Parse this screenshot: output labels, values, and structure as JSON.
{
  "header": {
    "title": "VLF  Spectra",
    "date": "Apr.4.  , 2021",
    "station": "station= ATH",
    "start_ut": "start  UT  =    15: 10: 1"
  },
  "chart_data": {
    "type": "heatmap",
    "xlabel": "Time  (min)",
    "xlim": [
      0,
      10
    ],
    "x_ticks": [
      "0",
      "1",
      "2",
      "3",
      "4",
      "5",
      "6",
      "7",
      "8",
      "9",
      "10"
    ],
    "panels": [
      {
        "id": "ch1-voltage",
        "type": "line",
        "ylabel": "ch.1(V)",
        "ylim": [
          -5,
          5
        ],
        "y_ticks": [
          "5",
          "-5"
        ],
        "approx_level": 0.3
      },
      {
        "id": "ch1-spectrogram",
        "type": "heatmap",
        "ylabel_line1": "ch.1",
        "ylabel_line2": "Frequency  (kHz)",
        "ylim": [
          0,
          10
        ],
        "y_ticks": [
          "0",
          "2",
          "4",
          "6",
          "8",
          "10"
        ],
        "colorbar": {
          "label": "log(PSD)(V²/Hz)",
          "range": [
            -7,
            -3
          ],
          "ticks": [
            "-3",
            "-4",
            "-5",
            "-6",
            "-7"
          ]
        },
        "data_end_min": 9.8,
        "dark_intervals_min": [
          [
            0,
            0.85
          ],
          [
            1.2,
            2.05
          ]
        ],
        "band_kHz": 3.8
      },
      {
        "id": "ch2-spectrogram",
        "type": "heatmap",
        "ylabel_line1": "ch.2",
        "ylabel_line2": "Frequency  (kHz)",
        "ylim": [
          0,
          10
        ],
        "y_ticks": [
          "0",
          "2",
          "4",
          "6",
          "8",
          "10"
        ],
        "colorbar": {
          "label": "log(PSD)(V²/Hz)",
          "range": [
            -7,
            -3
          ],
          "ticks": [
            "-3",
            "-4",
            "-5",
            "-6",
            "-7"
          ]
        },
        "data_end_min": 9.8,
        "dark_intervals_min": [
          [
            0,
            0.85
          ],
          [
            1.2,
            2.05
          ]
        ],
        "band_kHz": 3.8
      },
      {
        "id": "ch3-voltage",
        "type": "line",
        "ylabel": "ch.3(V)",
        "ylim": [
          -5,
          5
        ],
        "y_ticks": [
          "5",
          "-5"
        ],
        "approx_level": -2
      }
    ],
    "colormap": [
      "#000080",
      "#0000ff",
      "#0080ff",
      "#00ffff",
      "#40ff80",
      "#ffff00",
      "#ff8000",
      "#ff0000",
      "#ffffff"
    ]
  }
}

● ● ● ● ● ● ●

Transcribe the data. Leave every line exactly as it is.

Parse this screenshot: output labels, values, and structure as JSON.
{
  "header": {
    "title": "VLF  Spectra",
    "date": "Apr.4.  , 2021",
    "station": "station= ATH",
    "start_ut": "start  UT  =    15: 10: 1"
  },
  "chart_data": {
    "type": "heatmap",
    "xlabel": "Time  (min)",
    "xlim": [
      0,
      10
    ],
    "x_ticks": [
      "0",
      "1",
      "2",
      "3",
      "4",
      "5",
      "6",
      "7",
      "8",
      "9",
      "10"
    ],
    "panels": [
      {
        "id": "ch1-voltage",
        "type": "line",
        "ylabel": "ch.1(V)",
        "ylim": [
          -5,
          5
        ],
        "y_ticks": [
          "5",
          "-5"
        ],
        "approx_level": 0.3
      },
      {
        "id": "ch1-spectrogram",
        "type": "heatmap",
        "ylabel_line1": "ch.1",
        "ylabel_line2": "Frequency  (kHz)",
        "ylim": [
          0,
          10
        ],
        "y_ticks": [
          "0",
          "2",
          "4",
          "6",
          "8",
          "10"
        ],
        "colorbar": {
          "label": "log(PSD)(V²/Hz)",
          "range": [
            -7,
            -3
          ],
          "ticks": [
            "-3",
            "-4",
            "-5",
            "-6",
            "-7"
          ]
        },
        "data_end_min": 9.8,
        "dark_intervals_min": [
          [
            0,
            0.85
          ],
          [
            1.2,
            2.05
          ]
        ],
        "band_kHz": 3.8
      },
      {
        "id": "ch2-spectrogram",
        "type": "heatmap",
        "ylabel_line1": "ch.2",
        "ylabel_line2": "Frequency  (kHz)",
        "ylim": [
          0,
          10
        ],
        "y_ticks": [
          "0",
          "2",
          "4",
          "6",
          "8",
          "10"
        ],
        "colorbar": {
          "label": "log(PSD)(V²/Hz)",
          "range": [
            -7,
            -3
          ],
          "ticks": [
            "-3",
            "-4",
            "-5",
            "-6",
            "-7"
          ]
        },
        "data_end_min": 9.8,
        "dark_intervals_min": [
          [
            0,
            0.85
          ],
          [
            1.2,
            2.05
          ]
        ],
        "band_kHz": 3.8
      },
      {
        "id": "ch3-voltage",
        "type": "line",
        "ylabel": "ch.3(V)",
        "ylim": [
          -5,
          5
        ],
        "y_ticks": [
          "5",
          "-5"
        ],
        "approx_level": -2
      }
    ],
    "colormap": [
      "#000080",
      "#0000ff",
      "#0080ff",
      "#00ffff",
      "#40ff80",
      "#ffff00",
      "#ff8000",
      "#ff0000",
      "#ffffff"
    ]
  }
}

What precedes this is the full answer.